Stated task. Search the listing below for the string "Employed" and copy every line where it occurs.
Start of Data shown
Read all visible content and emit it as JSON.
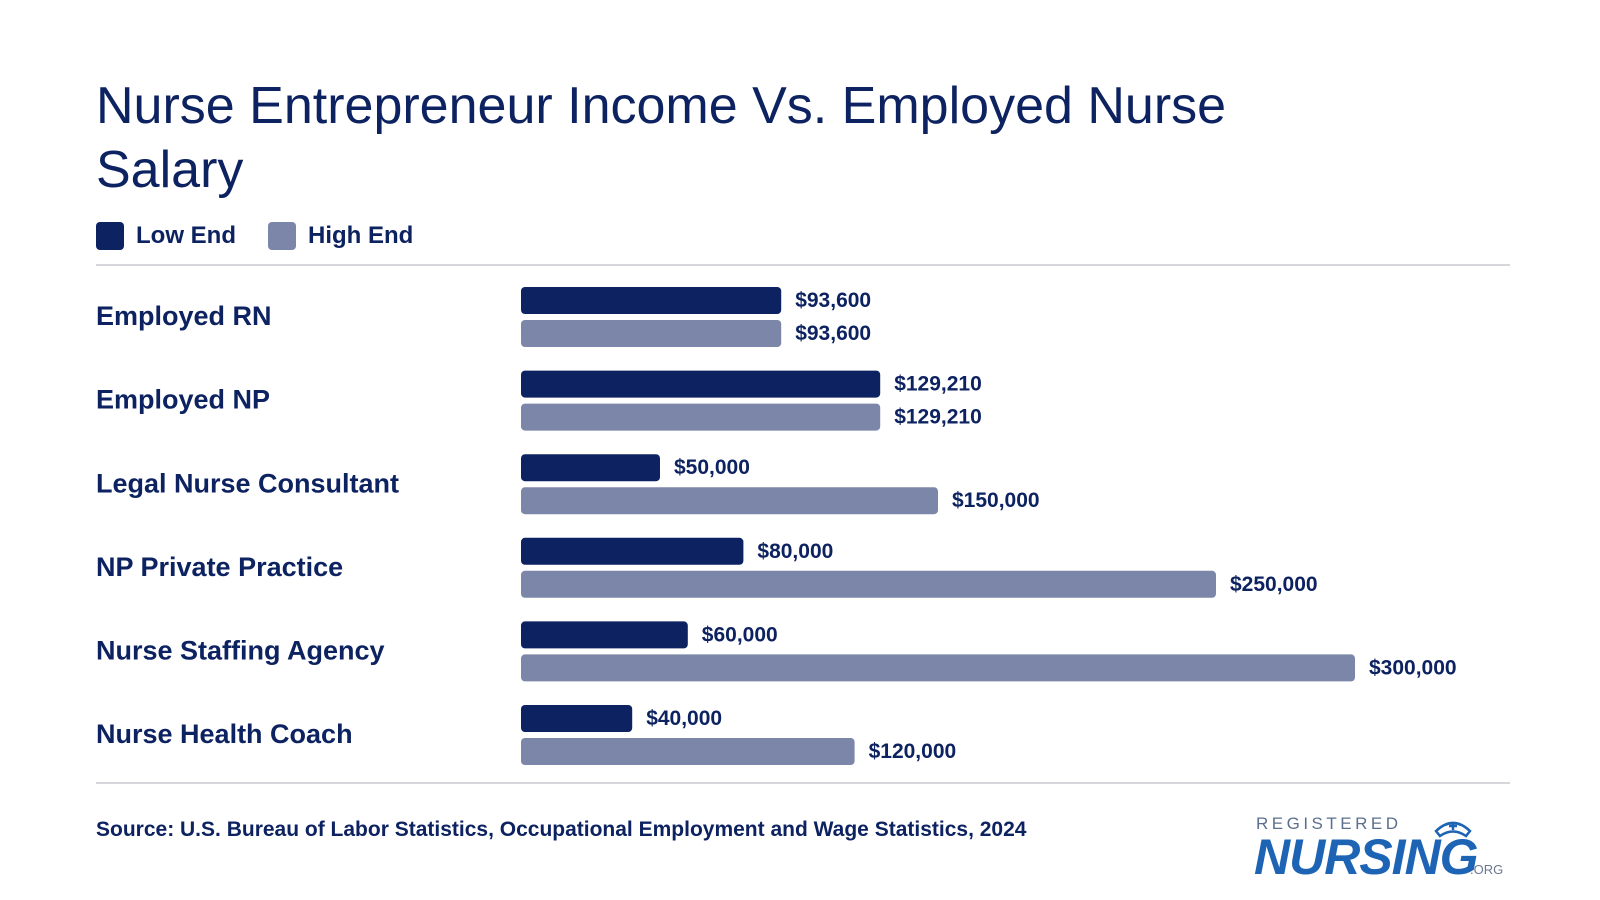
{
  "title": "Nurse Entrepreneur Income Vs. Employed Nurse Salary",
  "legend": {
    "low_label": "Low End",
    "high_label": "High End"
  },
  "colors": {
    "low": "#0d2260",
    "high": "#7b86a8",
    "text": "#0d2260"
  },
  "chart_data": {
    "type": "bar",
    "orientation": "horizontal",
    "categories": [
      "Employed RN",
      "Employed NP",
      "Legal Nurse Consultant",
      "NP Private Practice",
      "Nurse Staffing Agency",
      "Nurse Health Coach"
    ],
    "series": [
      {
        "name": "Low End",
        "values": [
          93600,
          129210,
          50000,
          80000,
          60000,
          40000
        ],
        "labels": [
          "$93,600",
          "$129,210",
          "$50,000",
          "$80,000",
          "$60,000",
          "$40,000"
        ]
      },
      {
        "name": "High End",
        "values": [
          93600,
          129210,
          150000,
          250000,
          300000,
          120000
        ],
        "labels": [
          "$93,600",
          "$129,210",
          "$150,000",
          "$250,000",
          "$300,000",
          "$120,000"
        ]
      }
    ],
    "xlim": [
      0,
      300000
    ],
    "grid": false,
    "legend_position": "top-left"
  },
  "source": "Source: U.S. Bureau of Labor Statistics, Occupational Employment and Wage Statistics, 2024",
  "logo": {
    "line1": "REGISTERED",
    "line2": "NURSING",
    "suffix": ".ORG"
  }
}
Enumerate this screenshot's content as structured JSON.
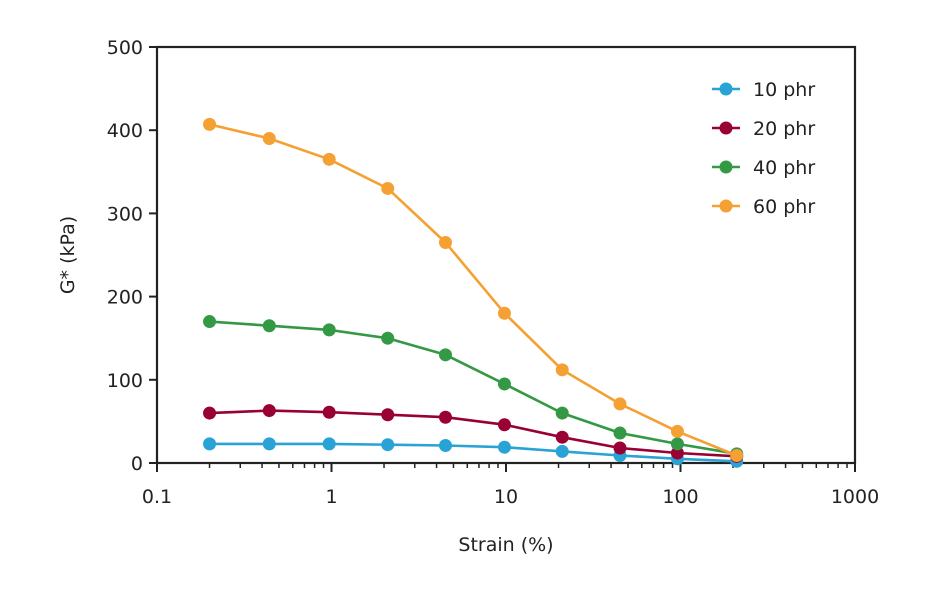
{
  "chart_data": {
    "type": "line",
    "xlabel": "Strain (%)",
    "ylabel": "G* (kPa)",
    "xscale": "log",
    "xlim": [
      0.1,
      1000
    ],
    "ylim": [
      0,
      500
    ],
    "xticks": [
      "0.1",
      "1",
      "10",
      "100",
      "1000"
    ],
    "yticks": [
      "0",
      "100",
      "200",
      "300",
      "400",
      "500"
    ],
    "grid": false,
    "legend_position": "top-right",
    "x": [
      0.2,
      0.44,
      0.97,
      2.1,
      4.5,
      9.8,
      21,
      45,
      96,
      210
    ],
    "series": [
      {
        "name": "10 phr",
        "color": "#29a3d6",
        "values": [
          23,
          23,
          23,
          22,
          21,
          19,
          14,
          9,
          5,
          2
        ]
      },
      {
        "name": "20 phr",
        "color": "#990033",
        "values": [
          60,
          63,
          61,
          58,
          55,
          46,
          31,
          18,
          12,
          8
        ]
      },
      {
        "name": "40 phr",
        "color": "#339944",
        "values": [
          170,
          165,
          160,
          150,
          130,
          95,
          60,
          36,
          23,
          11
        ]
      },
      {
        "name": "60 phr",
        "color": "#f5a033",
        "values": [
          407,
          390,
          365,
          330,
          265,
          180,
          112,
          71,
          38,
          9
        ]
      }
    ]
  }
}
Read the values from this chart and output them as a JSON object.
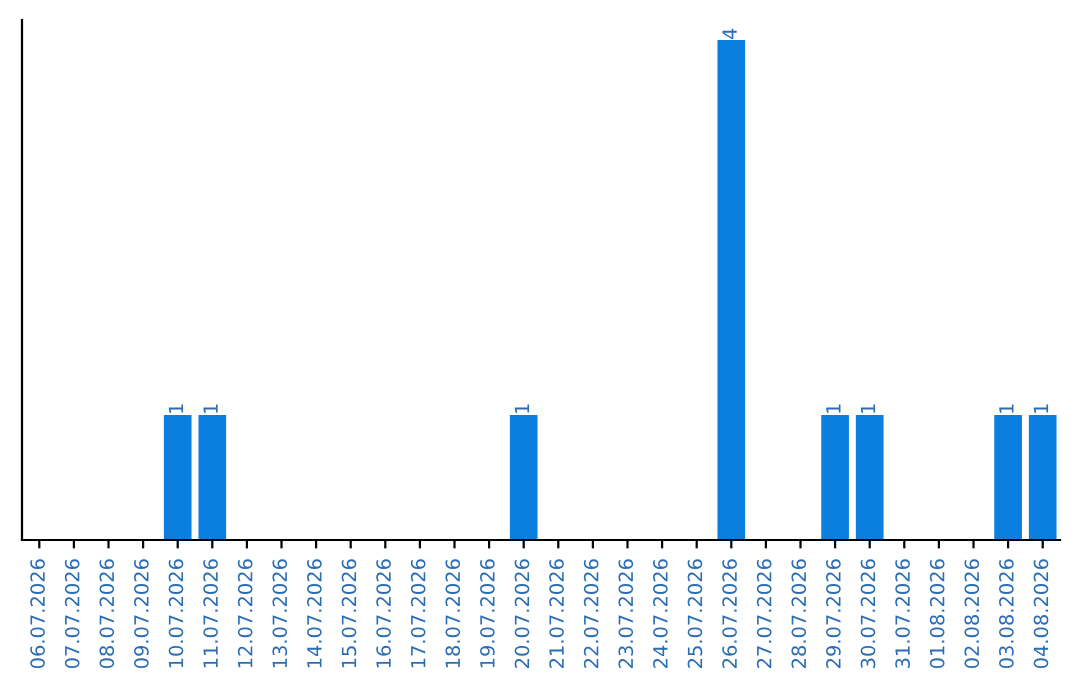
{
  "chart_data": {
    "type": "bar",
    "categories": [
      "06.07.2026",
      "07.07.2026",
      "08.07.2026",
      "09.07.2026",
      "10.07.2026",
      "11.07.2026",
      "12.07.2026",
      "13.07.2026",
      "14.07.2026",
      "15.07.2026",
      "16.07.2026",
      "17.07.2026",
      "18.07.2026",
      "19.07.2026",
      "20.07.2026",
      "21.07.2026",
      "22.07.2026",
      "23.07.2026",
      "24.07.2026",
      "25.07.2026",
      "26.07.2026",
      "27.07.2026",
      "28.07.2026",
      "29.07.2026",
      "30.07.2026",
      "31.07.2026",
      "01.08.2026",
      "02.08.2026",
      "03.08.2026",
      "04.08.2026"
    ],
    "values": [
      0,
      0,
      0,
      0,
      1,
      1,
      0,
      0,
      0,
      0,
      0,
      0,
      0,
      0,
      1,
      0,
      0,
      0,
      0,
      0,
      4,
      0,
      0,
      1,
      1,
      0,
      0,
      0,
      1,
      1
    ],
    "color": "#0a7fe0",
    "value_labels": [
      null,
      null,
      null,
      null,
      "1",
      "1",
      null,
      null,
      null,
      null,
      null,
      null,
      null,
      null,
      "1",
      null,
      null,
      null,
      null,
      null,
      "4",
      null,
      null,
      "1",
      "1",
      null,
      null,
      null,
      "1",
      "1"
    ],
    "tick_labels": "x",
    "grid": false,
    "legend": false
  }
}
End of Data shown
Exercise solution.
  "title": "Nurse Entrepreneur Income Vs. Employed Nurse Salary",
      "Employed RN",
      "Employed NP",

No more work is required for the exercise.